━━ Data extracts

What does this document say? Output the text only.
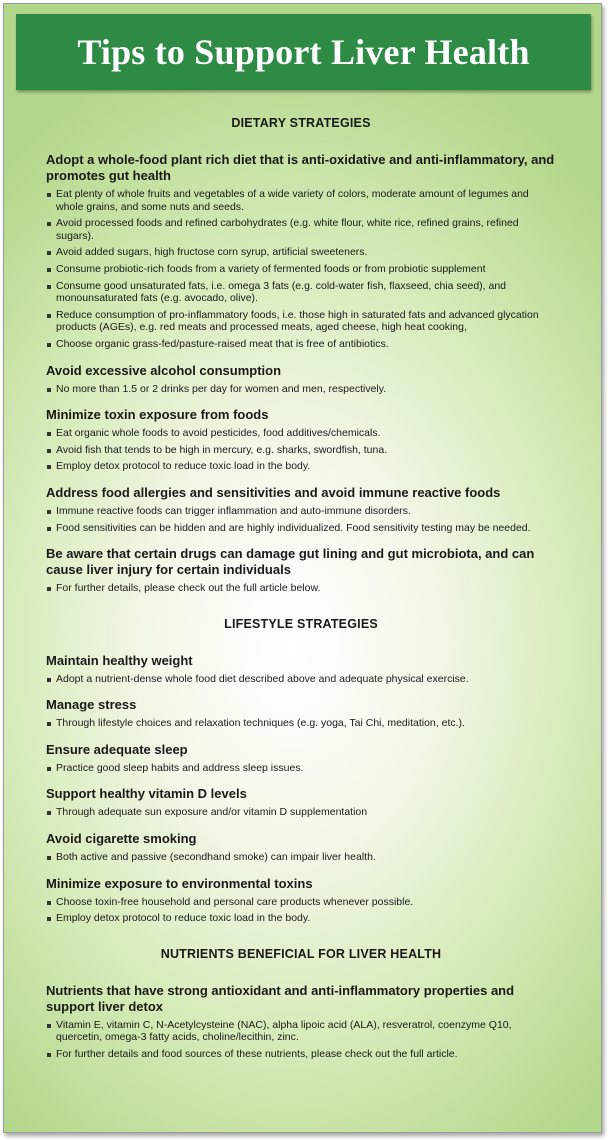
Tips to Support Liver Health
DIETARY STRATEGIES
Adopt a whole-food plant rich diet that is anti-oxidative and anti-inflammatory, and promotes gut health
Eat plenty of whole fruits and vegetables of a wide variety of colors, moderate amount of legumes and whole grains, and some nuts and seeds.
Avoid processed foods and refined carbohydrates (e.g. white flour, white rice, refined grains, refined sugars).
Avoid added sugars, high fructose corn syrup, artificial sweeteners.
Consume probiotic-rich foods from a variety of fermented foods or from probiotic supplement
Consume good unsaturated fats, i.e. omega 3 fats (e.g. cold-water fish, flaxseed, chia seed), and monounsaturated fats (e.g. avocado, olive).
Reduce consumption of pro-inflammatory foods, i.e. those high in saturated fats and advanced glycation products (AGEs), e.g. red meats and processed meats, aged cheese, high heat cooking,
Choose organic grass-fed/pasture-raised meat that is free of antibiotics.
Avoid excessive alcohol consumption
No more than 1.5 or 2 drinks per day for women and men, respectively.
Minimize toxin exposure from foods
Eat organic whole foods to avoid pesticides, food additives/chemicals.
Avoid fish that tends to be high in mercury, e.g. sharks, swordfish, tuna.
Employ detox protocol to reduce toxic load in the body.
Address food allergies and sensitivities and avoid immune reactive foods
Immune reactive foods can trigger inflammation and auto-immune disorders.
Food sensitivities can be hidden and are highly individualized. Food sensitivity testing may be needed.
Be aware that certain drugs can damage gut lining and gut microbiota, and can cause liver injury for certain individuals
For further details, please check out the full article below.
LIFESTYLE STRATEGIES
Maintain healthy weight
Adopt a nutrient-dense whole food diet described above and adequate physical exercise.
Manage stress
Through lifestyle choices and relaxation techniques (e.g. yoga, Tai Chi, meditation, etc.).
Ensure adequate sleep
Practice good sleep habits and address sleep issues.
Support healthy vitamin D levels
Through adequate sun exposure and/or vitamin D supplementation
Avoid cigarette smoking
Both active and passive (secondhand smoke) can impair liver health.
Minimize exposure to environmental toxins
Choose toxin-free household and personal care products whenever possible.
Employ detox protocol to reduce toxic load in the body.
NUTRIENTS BENEFICIAL FOR LIVER HEALTH
Nutrients that have strong antioxidant and anti-inflammatory properties and support liver detox
Vitamin E, vitamin C, N-Acetylcysteine (NAC), alpha lipoic acid (ALA), resveratrol, coenzyme Q10, quercetin, omega-3 fatty acids, choline/lecithin, zinc.
For further details and food sources of these nutrients, please check out the full article.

━━━━

Your assignment => What is needed is every line of the records that contains the word "please".

Result of this task =>
For further details, please check out the full article below.
For further details and food sources of these nutrients, please check out the full article.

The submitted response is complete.